Short problem »
Drop all images and give the records again exactly.

(Dataset rows)

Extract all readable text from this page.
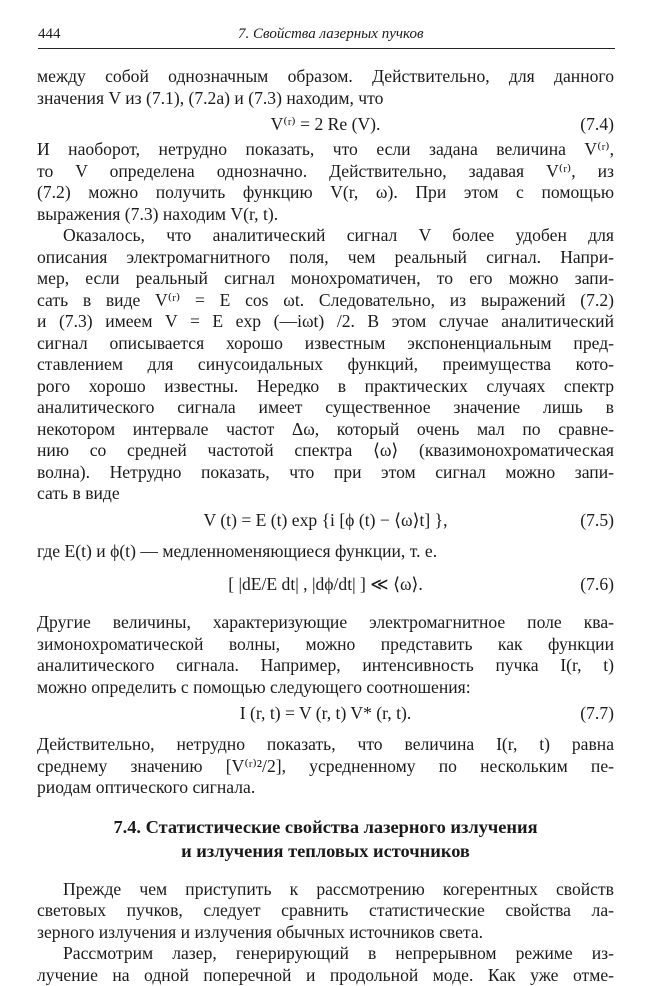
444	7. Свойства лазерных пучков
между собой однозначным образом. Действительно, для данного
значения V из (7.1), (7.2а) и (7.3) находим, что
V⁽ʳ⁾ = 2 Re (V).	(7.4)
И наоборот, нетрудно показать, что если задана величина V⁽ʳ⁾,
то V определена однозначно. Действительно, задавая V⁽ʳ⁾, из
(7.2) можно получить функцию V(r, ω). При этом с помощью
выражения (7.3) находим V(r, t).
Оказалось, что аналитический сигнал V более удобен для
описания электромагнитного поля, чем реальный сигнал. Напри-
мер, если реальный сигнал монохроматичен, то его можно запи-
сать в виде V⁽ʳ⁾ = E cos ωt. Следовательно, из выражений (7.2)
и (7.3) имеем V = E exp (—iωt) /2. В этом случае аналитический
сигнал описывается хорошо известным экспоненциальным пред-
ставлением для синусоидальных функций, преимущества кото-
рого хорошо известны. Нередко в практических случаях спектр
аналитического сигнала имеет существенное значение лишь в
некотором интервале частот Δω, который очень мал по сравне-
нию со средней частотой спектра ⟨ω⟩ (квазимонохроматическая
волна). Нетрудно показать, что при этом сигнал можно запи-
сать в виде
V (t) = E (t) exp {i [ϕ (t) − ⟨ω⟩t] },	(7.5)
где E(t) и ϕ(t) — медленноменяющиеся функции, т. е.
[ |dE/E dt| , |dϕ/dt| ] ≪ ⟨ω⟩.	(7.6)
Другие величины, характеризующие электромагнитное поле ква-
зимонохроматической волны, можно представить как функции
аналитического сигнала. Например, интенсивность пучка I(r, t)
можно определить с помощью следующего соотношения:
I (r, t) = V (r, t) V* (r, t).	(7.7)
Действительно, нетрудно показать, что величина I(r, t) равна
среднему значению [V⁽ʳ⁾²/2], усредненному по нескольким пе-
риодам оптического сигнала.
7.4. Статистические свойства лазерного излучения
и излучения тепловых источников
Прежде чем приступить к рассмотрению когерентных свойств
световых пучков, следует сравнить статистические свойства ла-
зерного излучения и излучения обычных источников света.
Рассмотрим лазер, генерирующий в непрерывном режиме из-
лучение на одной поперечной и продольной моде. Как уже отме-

Full response »
Extract all readable text from this page.
444	7. Свойства лазерных пучков
между собой однозначным образом. Действительно, для данного
значения V из (7.1), (7.2а) и (7.3) находим, что
V⁽ʳ⁾ = 2 Re (V).	(7.4)
И наоборот, нетрудно показать, что если задана величина V⁽ʳ⁾,
то V определена однозначно. Действительно, задавая V⁽ʳ⁾, из
(7.2) можно получить функцию V(r, ω). При этом с помощью
выражения (7.3) находим V(r, t).
Оказалось, что аналитический сигнал V более удобен для
описания электромагнитного поля, чем реальный сигнал. Напри-
мер, если реальный сигнал монохроматичен, то его можно запи-
сать в виде V⁽ʳ⁾ = E cos ωt. Следовательно, из выражений (7.2)
и (7.3) имеем V = E exp (—iωt) /2. В этом случае аналитический
сигнал описывается хорошо известным экспоненциальным пред-
ставлением для синусоидальных функций, преимущества кото-
рого хорошо известны. Нередко в практических случаях спектр
аналитического сигнала имеет существенное значение лишь в
некотором интервале частот Δω, который очень мал по сравне-
нию со средней частотой спектра ⟨ω⟩ (квазимонохроматическая
волна). Нетрудно показать, что при этом сигнал можно запи-
сать в виде
V (t) = E (t) exp {i [ϕ (t) − ⟨ω⟩t] },	(7.5)
где E(t) и ϕ(t) — медленноменяющиеся функции, т. е.
[ |dE/E dt| , |dϕ/dt| ] ≪ ⟨ω⟩.	(7.6)
Другие величины, характеризующие электромагнитное поле ква-
зимонохроматической волны, можно представить как функции
аналитического сигнала. Например, интенсивность пучка I(r, t)
можно определить с помощью следующего соотношения:
I (r, t) = V (r, t) V* (r, t).	(7.7)
Действительно, нетрудно показать, что величина I(r, t) равна
среднему значению [V⁽ʳ⁾²/2], усредненному по нескольким пе-
риодам оптического сигнала.
7.4. Статистические свойства лазерного излучения
и излучения тепловых источников
Прежде чем приступить к рассмотрению когерентных свойств
световых пучков, следует сравнить статистические свойства ла-
зерного излучения и излучения обычных источников света.
Рассмотрим лазер, генерирующий в непрерывном режиме из-
лучение на одной поперечной и продольной моде. Как уже отме-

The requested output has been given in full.